Where does the string "legend" appear in the records? Copy each line that holds it.
____
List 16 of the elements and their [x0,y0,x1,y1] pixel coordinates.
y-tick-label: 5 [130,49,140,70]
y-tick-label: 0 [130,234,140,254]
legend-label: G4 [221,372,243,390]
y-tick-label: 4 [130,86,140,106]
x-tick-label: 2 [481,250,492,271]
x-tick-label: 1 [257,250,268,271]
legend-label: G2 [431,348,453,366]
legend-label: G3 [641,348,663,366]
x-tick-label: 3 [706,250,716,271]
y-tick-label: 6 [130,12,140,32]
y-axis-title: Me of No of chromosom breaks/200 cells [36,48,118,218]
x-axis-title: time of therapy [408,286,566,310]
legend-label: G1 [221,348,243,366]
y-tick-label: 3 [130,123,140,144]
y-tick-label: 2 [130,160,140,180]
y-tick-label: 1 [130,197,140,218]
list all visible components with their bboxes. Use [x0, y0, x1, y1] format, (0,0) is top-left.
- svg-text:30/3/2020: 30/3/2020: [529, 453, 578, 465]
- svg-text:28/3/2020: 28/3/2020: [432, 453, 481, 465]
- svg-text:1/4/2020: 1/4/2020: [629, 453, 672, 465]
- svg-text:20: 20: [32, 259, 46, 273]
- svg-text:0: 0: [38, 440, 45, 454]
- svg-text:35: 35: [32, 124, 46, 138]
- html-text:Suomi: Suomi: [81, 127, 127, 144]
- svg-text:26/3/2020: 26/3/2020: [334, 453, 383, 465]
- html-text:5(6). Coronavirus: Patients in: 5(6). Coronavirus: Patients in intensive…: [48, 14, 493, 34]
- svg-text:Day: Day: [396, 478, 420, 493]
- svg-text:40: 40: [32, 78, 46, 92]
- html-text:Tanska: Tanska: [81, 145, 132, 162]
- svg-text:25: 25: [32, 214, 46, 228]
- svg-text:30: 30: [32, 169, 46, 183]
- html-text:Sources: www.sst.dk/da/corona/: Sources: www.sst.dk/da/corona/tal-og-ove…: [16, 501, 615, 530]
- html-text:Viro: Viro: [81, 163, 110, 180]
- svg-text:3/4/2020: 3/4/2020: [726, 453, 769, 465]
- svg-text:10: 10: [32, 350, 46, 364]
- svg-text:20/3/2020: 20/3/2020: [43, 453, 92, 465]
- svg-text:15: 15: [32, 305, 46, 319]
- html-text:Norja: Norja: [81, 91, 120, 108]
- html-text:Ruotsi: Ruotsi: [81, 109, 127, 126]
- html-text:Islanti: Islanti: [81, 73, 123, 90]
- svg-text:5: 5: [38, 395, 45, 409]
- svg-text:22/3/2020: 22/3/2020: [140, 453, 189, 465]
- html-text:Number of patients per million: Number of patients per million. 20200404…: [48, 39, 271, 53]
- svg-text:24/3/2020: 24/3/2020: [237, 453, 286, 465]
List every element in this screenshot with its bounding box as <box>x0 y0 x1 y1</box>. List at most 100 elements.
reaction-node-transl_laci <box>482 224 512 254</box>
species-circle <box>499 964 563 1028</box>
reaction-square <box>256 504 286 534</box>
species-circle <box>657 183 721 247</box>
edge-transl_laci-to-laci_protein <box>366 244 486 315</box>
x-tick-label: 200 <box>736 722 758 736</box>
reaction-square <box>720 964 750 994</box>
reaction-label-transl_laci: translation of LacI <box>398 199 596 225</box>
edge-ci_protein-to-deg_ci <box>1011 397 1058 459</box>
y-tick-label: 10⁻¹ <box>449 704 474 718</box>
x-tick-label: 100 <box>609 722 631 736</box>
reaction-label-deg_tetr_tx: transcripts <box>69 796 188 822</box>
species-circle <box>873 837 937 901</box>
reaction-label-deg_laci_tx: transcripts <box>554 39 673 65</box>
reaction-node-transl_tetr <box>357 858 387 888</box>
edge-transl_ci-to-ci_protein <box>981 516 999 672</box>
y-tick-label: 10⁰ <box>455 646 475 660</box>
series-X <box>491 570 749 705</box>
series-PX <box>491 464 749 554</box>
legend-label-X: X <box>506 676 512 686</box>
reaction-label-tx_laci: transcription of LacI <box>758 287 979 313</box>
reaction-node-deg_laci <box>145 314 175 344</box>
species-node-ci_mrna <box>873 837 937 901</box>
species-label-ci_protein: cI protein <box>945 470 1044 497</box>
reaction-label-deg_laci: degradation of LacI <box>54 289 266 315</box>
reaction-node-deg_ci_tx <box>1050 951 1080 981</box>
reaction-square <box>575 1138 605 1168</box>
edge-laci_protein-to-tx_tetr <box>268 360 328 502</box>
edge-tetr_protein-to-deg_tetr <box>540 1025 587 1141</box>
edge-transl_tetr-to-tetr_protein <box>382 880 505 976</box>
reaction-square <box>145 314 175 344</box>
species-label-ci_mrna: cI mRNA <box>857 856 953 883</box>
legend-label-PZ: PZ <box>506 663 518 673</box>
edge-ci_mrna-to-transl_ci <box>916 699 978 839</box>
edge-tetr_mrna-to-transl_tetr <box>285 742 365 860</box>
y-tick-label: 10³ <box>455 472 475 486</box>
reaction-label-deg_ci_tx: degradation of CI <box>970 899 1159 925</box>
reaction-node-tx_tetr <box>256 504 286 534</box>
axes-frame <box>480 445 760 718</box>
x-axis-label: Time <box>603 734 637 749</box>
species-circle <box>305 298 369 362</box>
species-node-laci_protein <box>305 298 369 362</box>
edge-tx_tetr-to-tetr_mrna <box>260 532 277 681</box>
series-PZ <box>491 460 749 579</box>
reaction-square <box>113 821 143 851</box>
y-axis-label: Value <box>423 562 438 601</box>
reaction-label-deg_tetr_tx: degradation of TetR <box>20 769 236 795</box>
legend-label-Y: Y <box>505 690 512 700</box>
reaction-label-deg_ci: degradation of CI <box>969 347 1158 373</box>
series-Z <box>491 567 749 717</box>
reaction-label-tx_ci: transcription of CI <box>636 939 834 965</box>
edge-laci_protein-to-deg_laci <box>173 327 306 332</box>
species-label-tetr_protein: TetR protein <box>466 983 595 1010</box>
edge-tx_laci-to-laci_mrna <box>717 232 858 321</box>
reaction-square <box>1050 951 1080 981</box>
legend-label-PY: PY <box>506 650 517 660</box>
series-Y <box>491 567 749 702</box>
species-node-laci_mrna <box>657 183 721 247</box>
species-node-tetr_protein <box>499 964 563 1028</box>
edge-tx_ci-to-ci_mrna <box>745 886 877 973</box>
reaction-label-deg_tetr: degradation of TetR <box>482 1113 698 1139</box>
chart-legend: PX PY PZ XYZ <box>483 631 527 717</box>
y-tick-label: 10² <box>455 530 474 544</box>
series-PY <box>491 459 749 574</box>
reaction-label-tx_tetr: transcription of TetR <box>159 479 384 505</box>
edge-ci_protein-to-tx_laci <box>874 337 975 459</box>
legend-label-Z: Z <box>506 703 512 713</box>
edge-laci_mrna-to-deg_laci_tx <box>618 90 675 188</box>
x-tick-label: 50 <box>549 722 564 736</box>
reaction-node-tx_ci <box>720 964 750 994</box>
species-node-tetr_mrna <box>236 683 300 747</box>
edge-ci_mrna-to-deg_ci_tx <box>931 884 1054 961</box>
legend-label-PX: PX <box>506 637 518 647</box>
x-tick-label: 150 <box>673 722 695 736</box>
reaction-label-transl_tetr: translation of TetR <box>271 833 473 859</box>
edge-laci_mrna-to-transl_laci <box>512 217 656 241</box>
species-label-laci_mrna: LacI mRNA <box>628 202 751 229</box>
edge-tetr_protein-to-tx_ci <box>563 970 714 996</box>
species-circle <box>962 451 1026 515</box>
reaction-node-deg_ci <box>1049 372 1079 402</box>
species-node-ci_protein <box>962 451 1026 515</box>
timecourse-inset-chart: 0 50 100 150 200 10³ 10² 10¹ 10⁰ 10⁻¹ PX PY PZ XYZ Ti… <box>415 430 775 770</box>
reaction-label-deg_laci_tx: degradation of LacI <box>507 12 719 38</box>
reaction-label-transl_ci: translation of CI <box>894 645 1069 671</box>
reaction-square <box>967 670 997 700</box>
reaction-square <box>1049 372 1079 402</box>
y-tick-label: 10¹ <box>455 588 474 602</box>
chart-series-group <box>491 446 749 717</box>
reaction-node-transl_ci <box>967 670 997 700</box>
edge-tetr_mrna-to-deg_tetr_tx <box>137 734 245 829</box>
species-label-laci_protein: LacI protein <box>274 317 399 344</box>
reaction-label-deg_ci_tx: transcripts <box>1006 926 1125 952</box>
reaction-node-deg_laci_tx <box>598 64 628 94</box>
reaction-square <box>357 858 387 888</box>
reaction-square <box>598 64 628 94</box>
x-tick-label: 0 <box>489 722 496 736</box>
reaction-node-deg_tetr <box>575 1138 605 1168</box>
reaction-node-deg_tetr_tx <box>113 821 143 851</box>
____
● **ANSWER TO THE EXERCISE**
legend-label: G4 [221,372,243,390]
legend-label: G2 [431,348,453,366]
legend-label: G3 [641,348,663,366]
legend-label: G1 [221,348,243,366]
legend-label-X: X <box>506 676 512 686</box>
legend-label-PZ: PZ <box>506 663 518 673</box>
legend-label-Y: Y <box>505 690 512 700</box>
legend-label-PY: PY <box>506 650 517 660</box>
chart-legend: PX PY PZ XYZ <box>483 631 527 717</box>
legend-label-Z: Z <box>506 703 512 713</box>
legend-label-PX: PX <box>506 637 518 647</box>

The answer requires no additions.